Data shown –

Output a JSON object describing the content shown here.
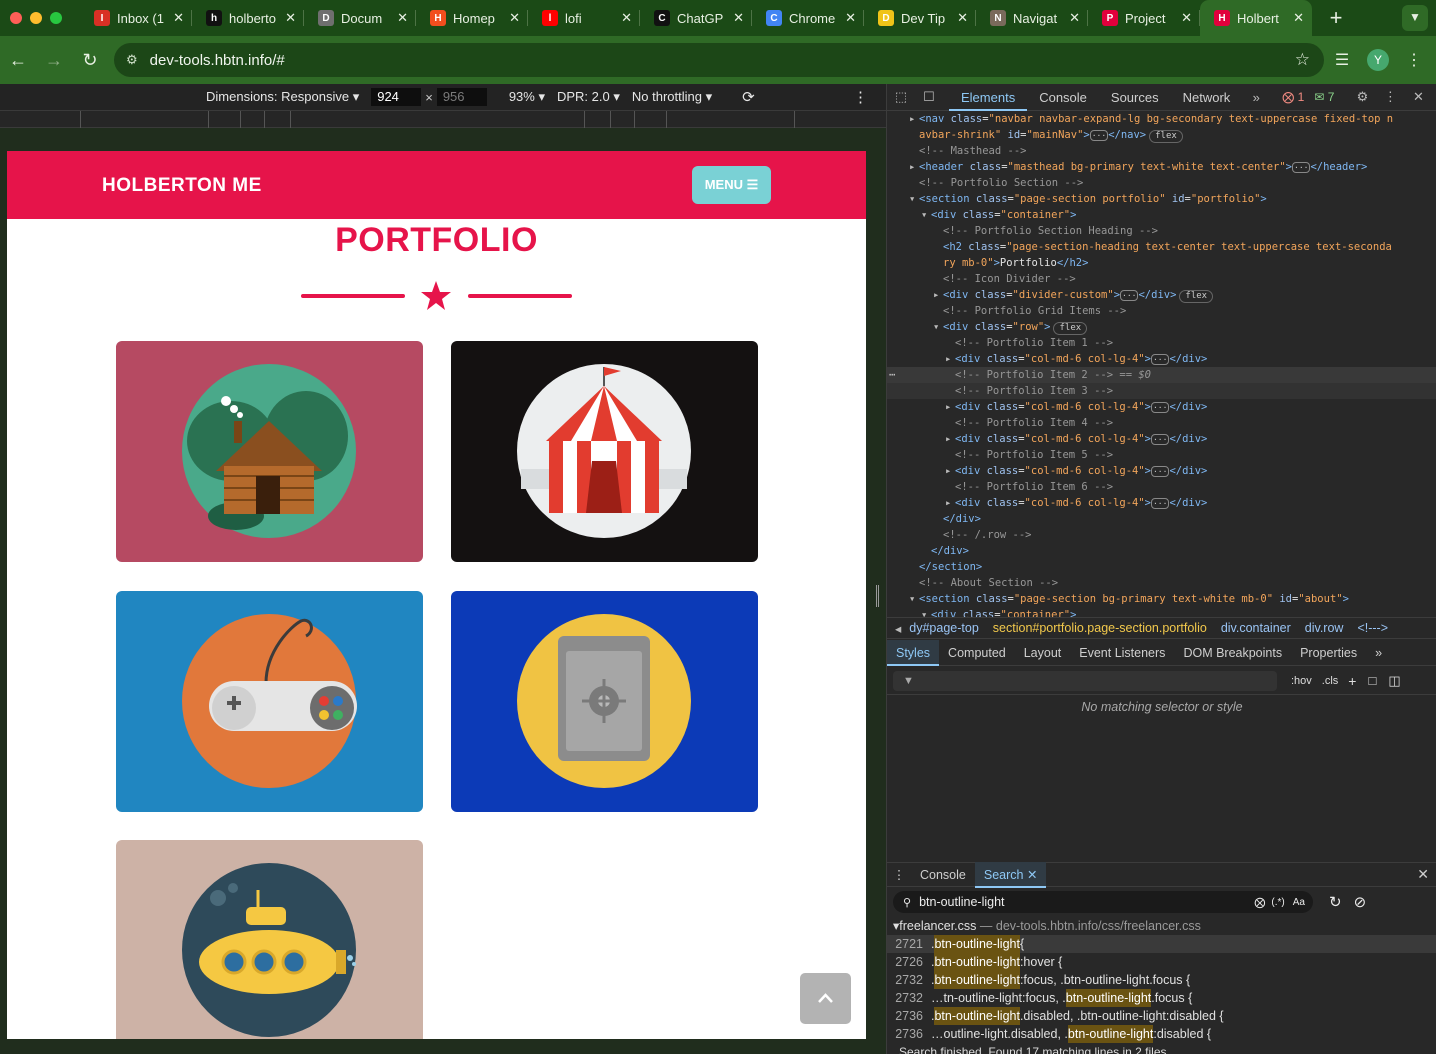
{
  "browser": {
    "tabs": [
      {
        "title": "Inbox (1",
        "icon": "gmail-icon",
        "color": "#d93025"
      },
      {
        "title": "holberto",
        "icon": "github-icon",
        "color": "#111111"
      },
      {
        "title": "Docum",
        "icon": "globe-icon",
        "color": "#6f6f6f"
      },
      {
        "title": "Homep",
        "icon": "figma-icon",
        "color": "#f24e1e"
      },
      {
        "title": "lofi",
        "icon": "youtube-icon",
        "color": "#ff0000"
      },
      {
        "title": "ChatGP",
        "icon": "openai-icon",
        "color": "#111111"
      },
      {
        "title": "Chrome",
        "icon": "chrome-icon",
        "color": "#4285f4"
      },
      {
        "title": "Dev Tip",
        "icon": "u-icon",
        "color": "#f0c419"
      },
      {
        "title": "Navigat",
        "icon": "book-icon",
        "color": "#7a6a5b"
      },
      {
        "title": "Project",
        "icon": "holberton-icon",
        "color": "#e1003c"
      },
      {
        "title": "Holbert",
        "icon": "holberton-icon",
        "color": "#e1003c"
      }
    ],
    "url": "dev-tools.hbtn.info/#",
    "profile_initial": "Y"
  },
  "device_toolbar": {
    "dimensions": "Dimensions: Responsive",
    "width": "924",
    "height": "956",
    "zoom": "93%",
    "dpr": "DPR: 2.0",
    "throttling": "No throttling"
  },
  "site": {
    "brand": "HOLBERTON ME",
    "menu": "MENU",
    "heading": "PORTFOLIO",
    "colors": {
      "primary": "#e6144a",
      "menu_button": "#7ad1d5"
    },
    "portfolio_items": [
      {
        "name": "cabin",
        "bg": "#b64a62",
        "circle": "#4aa98a"
      },
      {
        "name": "circus",
        "bg": "#141111",
        "circle": "#eceeef"
      },
      {
        "name": "game",
        "bg": "#2086c1",
        "circle": "#e1783b"
      },
      {
        "name": "safe",
        "bg": "#0c3ab7",
        "circle": "#f0c343"
      },
      {
        "name": "submarine",
        "bg": "#cdb2a6",
        "circle": "#2e4a5a"
      }
    ]
  },
  "devtools": {
    "tabs": [
      "Elements",
      "Console",
      "Sources",
      "Network"
    ],
    "errors": "1",
    "messages": "7",
    "dom_lines": [
      [
        {
          "t": "tg",
          "v": "<nav "
        },
        {
          "t": "at",
          "v": "class"
        },
        {
          "t": "tx",
          "v": "="
        },
        {
          "t": "av",
          "v": "\"navbar navbar-expand-lg bg-secondary text-uppercase fixed-top n"
        }
      ],
      [
        {
          "t": "av",
          "v": "avbar-shrink\""
        },
        {
          "t": "tx",
          "v": " "
        },
        {
          "t": "at",
          "v": "id"
        },
        {
          "t": "tx",
          "v": "="
        },
        {
          "t": "av",
          "v": "\"mainNav\""
        },
        {
          "t": "tg",
          "v": ">"
        },
        {
          "t": "ell",
          "v": "···"
        },
        {
          "t": "tg",
          "v": "</nav>"
        },
        {
          "t": "pill",
          "v": "flex"
        }
      ],
      [
        {
          "t": "cm",
          "v": "<!-- Masthead -->"
        }
      ],
      [
        {
          "t": "tg",
          "v": "<header "
        },
        {
          "t": "at",
          "v": "class"
        },
        {
          "t": "tx",
          "v": "="
        },
        {
          "t": "av",
          "v": "\"masthead bg-primary text-white text-center\""
        },
        {
          "t": "tg",
          "v": ">"
        },
        {
          "t": "ell",
          "v": "···"
        },
        {
          "t": "tg",
          "v": "</header>"
        }
      ],
      [
        {
          "t": "cm",
          "v": "<!-- Portfolio Section -->"
        }
      ],
      [
        {
          "t": "tg",
          "v": "<section "
        },
        {
          "t": "at",
          "v": "class"
        },
        {
          "t": "tx",
          "v": "="
        },
        {
          "t": "av",
          "v": "\"page-section portfolio\""
        },
        {
          "t": "tx",
          "v": " "
        },
        {
          "t": "at",
          "v": "id"
        },
        {
          "t": "tx",
          "v": "="
        },
        {
          "t": "av",
          "v": "\"portfolio\""
        },
        {
          "t": "tg",
          "v": ">"
        }
      ],
      [
        {
          "t": "tg",
          "v": "<div "
        },
        {
          "t": "at",
          "v": "class"
        },
        {
          "t": "tx",
          "v": "="
        },
        {
          "t": "av",
          "v": "\"container\""
        },
        {
          "t": "tg",
          "v": ">"
        }
      ],
      [
        {
          "t": "cm",
          "v": "<!-- Portfolio Section Heading -->"
        }
      ],
      [
        {
          "t": "tg",
          "v": "<h2 "
        },
        {
          "t": "at",
          "v": "class"
        },
        {
          "t": "tx",
          "v": "="
        },
        {
          "t": "av",
          "v": "\"page-section-heading text-center text-uppercase text-seconda"
        }
      ],
      [
        {
          "t": "av",
          "v": "ry mb-0\""
        },
        {
          "t": "tg",
          "v": ">"
        },
        {
          "t": "tx",
          "v": "Portfolio"
        },
        {
          "t": "tg",
          "v": "</h2>"
        }
      ],
      [
        {
          "t": "cm",
          "v": "<!-- Icon Divider -->"
        }
      ],
      [
        {
          "t": "tg",
          "v": "<div "
        },
        {
          "t": "at",
          "v": "class"
        },
        {
          "t": "tx",
          "v": "="
        },
        {
          "t": "av",
          "v": "\"divider-custom\""
        },
        {
          "t": "tg",
          "v": ">"
        },
        {
          "t": "ell",
          "v": "···"
        },
        {
          "t": "tg",
          "v": "</div>"
        },
        {
          "t": "pill",
          "v": "flex"
        }
      ],
      [
        {
          "t": "cm",
          "v": "<!-- Portfolio Grid Items -->"
        }
      ],
      [
        {
          "t": "tg",
          "v": "<div "
        },
        {
          "t": "at",
          "v": "class"
        },
        {
          "t": "tx",
          "v": "="
        },
        {
          "t": "av",
          "v": "\"row\""
        },
        {
          "t": "tg",
          "v": ">"
        },
        {
          "t": "pill",
          "v": "flex"
        }
      ],
      [
        {
          "t": "cm",
          "v": "<!-- Portfolio Item 1 -->"
        }
      ],
      [
        {
          "t": "tg",
          "v": "<div "
        },
        {
          "t": "at",
          "v": "class"
        },
        {
          "t": "tx",
          "v": "="
        },
        {
          "t": "av",
          "v": "\"col-md-6 col-lg-4\""
        },
        {
          "t": "tg",
          "v": ">"
        },
        {
          "t": "ell",
          "v": "···"
        },
        {
          "t": "tg",
          "v": "</div>"
        }
      ],
      [
        {
          "t": "cm",
          "v": "<!-- Portfolio Item 2 -->"
        },
        {
          "t": "cm",
          "v": " == $0"
        }
      ],
      [
        {
          "t": "cm",
          "v": "<!-- Portfolio Item 3 -->"
        }
      ],
      [
        {
          "t": "tg",
          "v": "<div "
        },
        {
          "t": "at",
          "v": "class"
        },
        {
          "t": "tx",
          "v": "="
        },
        {
          "t": "av",
          "v": "\"col-md-6 col-lg-4\""
        },
        {
          "t": "tg",
          "v": ">"
        },
        {
          "t": "ell",
          "v": "···"
        },
        {
          "t": "tg",
          "v": "</div>"
        }
      ],
      [
        {
          "t": "cm",
          "v": "<!-- Portfolio Item 4 -->"
        }
      ],
      [
        {
          "t": "tg",
          "v": "<div "
        },
        {
          "t": "at",
          "v": "class"
        },
        {
          "t": "tx",
          "v": "="
        },
        {
          "t": "av",
          "v": "\"col-md-6 col-lg-4\""
        },
        {
          "t": "tg",
          "v": ">"
        },
        {
          "t": "ell",
          "v": "···"
        },
        {
          "t": "tg",
          "v": "</div>"
        }
      ],
      [
        {
          "t": "cm",
          "v": "<!-- Portfolio Item 5 -->"
        }
      ],
      [
        {
          "t": "tg",
          "v": "<div "
        },
        {
          "t": "at",
          "v": "class"
        },
        {
          "t": "tx",
          "v": "="
        },
        {
          "t": "av",
          "v": "\"col-md-6 col-lg-4\""
        },
        {
          "t": "tg",
          "v": ">"
        },
        {
          "t": "ell",
          "v": "···"
        },
        {
          "t": "tg",
          "v": "</div>"
        }
      ],
      [
        {
          "t": "cm",
          "v": "<!-- Portfolio Item 6 -->"
        }
      ],
      [
        {
          "t": "tg",
          "v": "<div "
        },
        {
          "t": "at",
          "v": "class"
        },
        {
          "t": "tx",
          "v": "="
        },
        {
          "t": "av",
          "v": "\"col-md-6 col-lg-4\""
        },
        {
          "t": "tg",
          "v": ">"
        },
        {
          "t": "ell",
          "v": "···"
        },
        {
          "t": "tg",
          "v": "</div>"
        }
      ],
      [
        {
          "t": "tg",
          "v": "</div>"
        }
      ],
      [
        {
          "t": "cm",
          "v": "<!-- /.row -->"
        }
      ],
      [
        {
          "t": "tg",
          "v": "</div>"
        }
      ],
      [
        {
          "t": "tg",
          "v": "</section>"
        }
      ],
      [
        {
          "t": "cm",
          "v": "<!-- About Section -->"
        }
      ],
      [
        {
          "t": "tg",
          "v": "<section "
        },
        {
          "t": "at",
          "v": "class"
        },
        {
          "t": "tx",
          "v": "="
        },
        {
          "t": "av",
          "v": "\"page-section bg-primary text-white mb-0\""
        },
        {
          "t": "tx",
          "v": " "
        },
        {
          "t": "at",
          "v": "id"
        },
        {
          "t": "tx",
          "v": "="
        },
        {
          "t": "av",
          "v": "\"about\""
        },
        {
          "t": "tg",
          "v": ">"
        }
      ],
      [
        {
          "t": "tg",
          "v": "<div "
        },
        {
          "t": "at",
          "v": "class"
        },
        {
          "t": "tx",
          "v": "="
        },
        {
          "t": "av",
          "v": "\"container\""
        },
        {
          "t": "tg",
          "v": ">"
        }
      ]
    ],
    "breadcrumbs": [
      "dy#page-top",
      "section#portfolio.page-section.portfolio",
      "div.container",
      "div.row",
      "<!--->"
    ],
    "styles_tabs": [
      "Styles",
      "Computed",
      "Layout",
      "Event Listeners",
      "DOM Breakpoints",
      "Properties"
    ],
    "filter_hov": ":hov",
    "filter_cls": ".cls",
    "no_match": "No matching selector or style",
    "drawer_tabs": [
      "Console",
      "Search"
    ],
    "search_query": "btn-outline-light",
    "search_opt_regex": "(.*)",
    "search_opt_case": "Aa",
    "result_file": "freelancer.css",
    "result_path": "dev-tools.hbtn.info/css/freelancer.css",
    "results": [
      {
        "line": "2721",
        "pre": ".",
        "hl": "btn-outline-light",
        "post": " {"
      },
      {
        "line": "2726",
        "pre": ".",
        "hl": "btn-outline-light",
        "post": ":hover {"
      },
      {
        "line": "2732",
        "pre": ".",
        "hl": "btn-outline-light",
        "post": ":focus, .btn-outline-light.focus {"
      },
      {
        "line": "2732",
        "pre": "…tn-outline-light:focus, .",
        "hl": "btn-outline-light",
        "post": ".focus {"
      },
      {
        "line": "2736",
        "pre": ".",
        "hl": "btn-outline-light",
        "post": ".disabled, .btn-outline-light:disabled {"
      },
      {
        "line": "2736",
        "pre": "…outline-light.disabled, .",
        "hl": "btn-outline-light",
        "post": ":disabled {"
      }
    ],
    "search_status": "Search finished.  Found 17 matching lines in 2 files."
  }
}
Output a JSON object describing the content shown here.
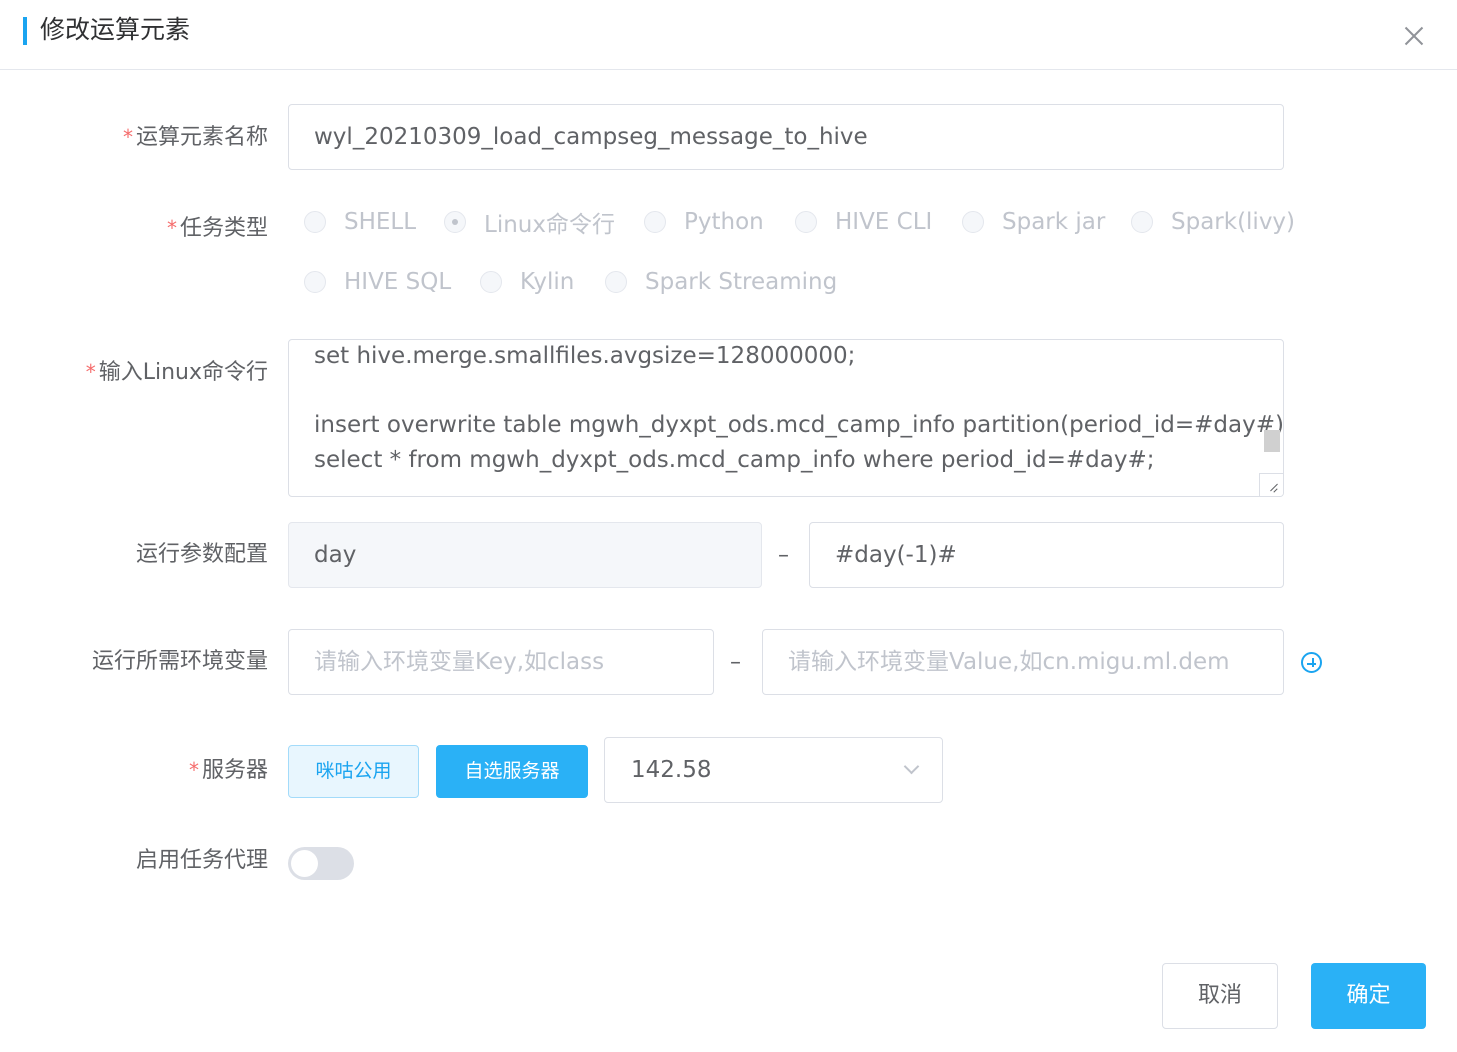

Exercise directions –
Read through the data and copy every line where "white" shows up.

Output for this exercise –
          "v": "\"masthead bg-primary text-white text-center\""
          "v": "\"page-section bg-primary text-white mb-0\""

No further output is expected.